## [Requirement]
Rewrite the entries below with every "y-tick-label" switched to "y-axis-tick", leaving all other text unchanged.

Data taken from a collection
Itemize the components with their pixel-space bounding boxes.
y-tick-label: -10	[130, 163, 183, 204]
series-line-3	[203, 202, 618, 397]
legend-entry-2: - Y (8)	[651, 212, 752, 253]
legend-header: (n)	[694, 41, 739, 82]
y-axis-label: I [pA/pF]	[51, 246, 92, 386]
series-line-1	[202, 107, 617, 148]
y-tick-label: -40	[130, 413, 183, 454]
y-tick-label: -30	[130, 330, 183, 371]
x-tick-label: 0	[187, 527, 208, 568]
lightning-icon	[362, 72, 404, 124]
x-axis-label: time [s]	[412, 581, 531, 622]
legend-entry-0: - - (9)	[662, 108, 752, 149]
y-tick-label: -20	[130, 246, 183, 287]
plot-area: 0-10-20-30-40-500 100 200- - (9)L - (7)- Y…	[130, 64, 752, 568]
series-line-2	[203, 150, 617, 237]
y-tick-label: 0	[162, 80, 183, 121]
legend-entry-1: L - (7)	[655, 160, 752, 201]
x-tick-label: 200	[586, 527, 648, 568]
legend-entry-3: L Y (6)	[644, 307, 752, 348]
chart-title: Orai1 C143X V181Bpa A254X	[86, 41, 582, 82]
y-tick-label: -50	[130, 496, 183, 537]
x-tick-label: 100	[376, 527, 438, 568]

## [Full answer]
Itemize the components with their pixel-space bounding boxes.
y-axis-tick: -10	[130, 163, 183, 204]
series-line-3	[203, 202, 618, 397]
legend-entry-2: - Y (8)	[651, 212, 752, 253]
legend-header: (n)	[694, 41, 739, 82]
y-axis-label: I [pA/pF]	[51, 246, 92, 386]
series-line-1	[202, 107, 617, 148]
y-axis-tick: -40	[130, 413, 183, 454]
y-axis-tick: -30	[130, 330, 183, 371]
x-tick-label: 0	[187, 527, 208, 568]
lightning-icon	[362, 72, 404, 124]
x-axis-label: time [s]	[412, 581, 531, 622]
legend-entry-0: - - (9)	[662, 108, 752, 149]
y-axis-tick: -20	[130, 246, 183, 287]
plot-area: 0-10-20-30-40-500 100 200- - (9)L - (7)- Y…	[130, 64, 752, 568]
series-line-2	[203, 150, 617, 237]
y-axis-tick: 0	[162, 80, 183, 121]
legend-entry-1: L - (7)	[655, 160, 752, 201]
x-tick-label: 200	[586, 527, 648, 568]
legend-entry-3: L Y (6)	[644, 307, 752, 348]
chart-title: Orai1 C143X V181Bpa A254X	[86, 41, 582, 82]
y-axis-tick: -50	[130, 496, 183, 537]
x-tick-label: 100	[376, 527, 438, 568]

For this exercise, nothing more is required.